-- begin PROVIDED INFORMATION --

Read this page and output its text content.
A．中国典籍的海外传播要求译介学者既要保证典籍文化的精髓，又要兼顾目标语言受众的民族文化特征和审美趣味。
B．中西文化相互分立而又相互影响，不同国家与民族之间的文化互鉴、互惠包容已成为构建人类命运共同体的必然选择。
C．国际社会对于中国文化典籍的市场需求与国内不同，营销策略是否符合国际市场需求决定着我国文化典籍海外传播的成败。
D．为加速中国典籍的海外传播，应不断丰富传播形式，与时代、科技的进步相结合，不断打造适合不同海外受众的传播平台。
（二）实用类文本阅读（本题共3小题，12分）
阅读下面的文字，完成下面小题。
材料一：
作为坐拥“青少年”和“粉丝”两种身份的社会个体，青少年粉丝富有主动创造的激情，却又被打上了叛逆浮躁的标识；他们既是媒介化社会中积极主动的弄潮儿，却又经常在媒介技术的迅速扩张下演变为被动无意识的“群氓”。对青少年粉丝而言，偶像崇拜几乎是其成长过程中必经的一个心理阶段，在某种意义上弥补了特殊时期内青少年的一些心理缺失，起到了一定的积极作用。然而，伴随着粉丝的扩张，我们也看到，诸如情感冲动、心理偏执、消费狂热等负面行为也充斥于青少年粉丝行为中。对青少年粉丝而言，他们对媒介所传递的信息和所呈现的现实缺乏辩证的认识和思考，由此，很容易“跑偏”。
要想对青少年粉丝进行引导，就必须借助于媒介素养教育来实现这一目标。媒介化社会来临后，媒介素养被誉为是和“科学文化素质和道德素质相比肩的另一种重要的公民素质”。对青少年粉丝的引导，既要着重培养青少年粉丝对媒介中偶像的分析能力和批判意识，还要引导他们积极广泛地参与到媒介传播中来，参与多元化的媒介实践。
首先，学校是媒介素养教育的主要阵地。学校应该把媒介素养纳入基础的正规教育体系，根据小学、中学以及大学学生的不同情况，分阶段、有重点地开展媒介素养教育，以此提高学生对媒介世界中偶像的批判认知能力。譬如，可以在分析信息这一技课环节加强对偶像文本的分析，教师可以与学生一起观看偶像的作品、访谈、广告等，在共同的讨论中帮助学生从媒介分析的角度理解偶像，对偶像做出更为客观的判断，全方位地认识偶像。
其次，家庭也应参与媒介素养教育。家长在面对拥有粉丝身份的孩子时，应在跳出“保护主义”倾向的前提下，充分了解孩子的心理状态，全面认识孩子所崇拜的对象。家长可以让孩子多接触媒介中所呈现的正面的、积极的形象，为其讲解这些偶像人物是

-- end PROVIDED INFORMATION --

• DIRECTION: Your task is to give the records above again, exactly.

• RESULT OF THE TASK:
Read this page and output its text content.
A．中国典籍的海外传播要求译介学者既要保证典籍文化的精髓，又要兼顾目标语言受众的民族文化特征和审美趣味。
B．中西文化相互分立而又相互影响，不同国家与民族之间的文化互鉴、互惠包容已成为构建人类命运共同体的必然选择。
C．国际社会对于中国文化典籍的市场需求与国内不同，营销策略是否符合国际市场需求决定着我国文化典籍海外传播的成败。
D．为加速中国典籍的海外传播，应不断丰富传播形式，与时代、科技的进步相结合，不断打造适合不同海外受众的传播平台。
（二）实用类文本阅读（本题共3小题，12分）
阅读下面的文字，完成下面小题。
材料一：
作为坐拥“青少年”和“粉丝”两种身份的社会个体，青少年粉丝富有主动创造的激情，却又被打上了叛逆浮躁的标识；他们既是媒介化社会中积极主动的弄潮儿，却又经常在媒介技术的迅速扩张下演变为被动无意识的“群氓”。对青少年粉丝而言，偶像崇拜几乎是其成长过程中必经的一个心理阶段，在某种意义上弥补了特殊时期内青少年的一些心理缺失，起到了一定的积极作用。然而，伴随着粉丝的扩张，我们也看到，诸如情感冲动、心理偏执、消费狂热等负面行为也充斥于青少年粉丝行为中。对青少年粉丝而言，他们对媒介所传递的信息和所呈现的现实缺乏辩证的认识和思考，由此，很容易“跑偏”。
要想对青少年粉丝进行引导，就必须借助于媒介素养教育来实现这一目标。媒介化社会来临后，媒介素养被誉为是和“科学文化素质和道德素质相比肩的另一种重要的公民素质”。对青少年粉丝的引导，既要着重培养青少年粉丝对媒介中偶像的分析能力和批判意识，还要引导他们积极广泛地参与到媒介传播中来，参与多元化的媒介实践。
首先，学校是媒介素养教育的主要阵地。学校应该把媒介素养纳入基础的正规教育体系，根据小学、中学以及大学学生的不同情况，分阶段、有重点地开展媒介素养教育，以此提高学生对媒介世界中偶像的批判认知能力。譬如，可以在分析信息这一技课环节加强对偶像文本的分析，教师可以与学生一起观看偶像的作品、访谈、广告等，在共同的讨论中帮助学生从媒介分析的角度理解偶像，对偶像做出更为客观的判断，全方位地认识偶像。
其次，家庭也应参与媒介素养教育。家长在面对拥有粉丝身份的孩子时，应在跳出“保护主义”倾向的前提下，充分了解孩子的心理状态，全面认识孩子所崇拜的对象。家长可以让孩子多接触媒介中所呈现的正面的、积极的形象，为其讲解这些偶像人物是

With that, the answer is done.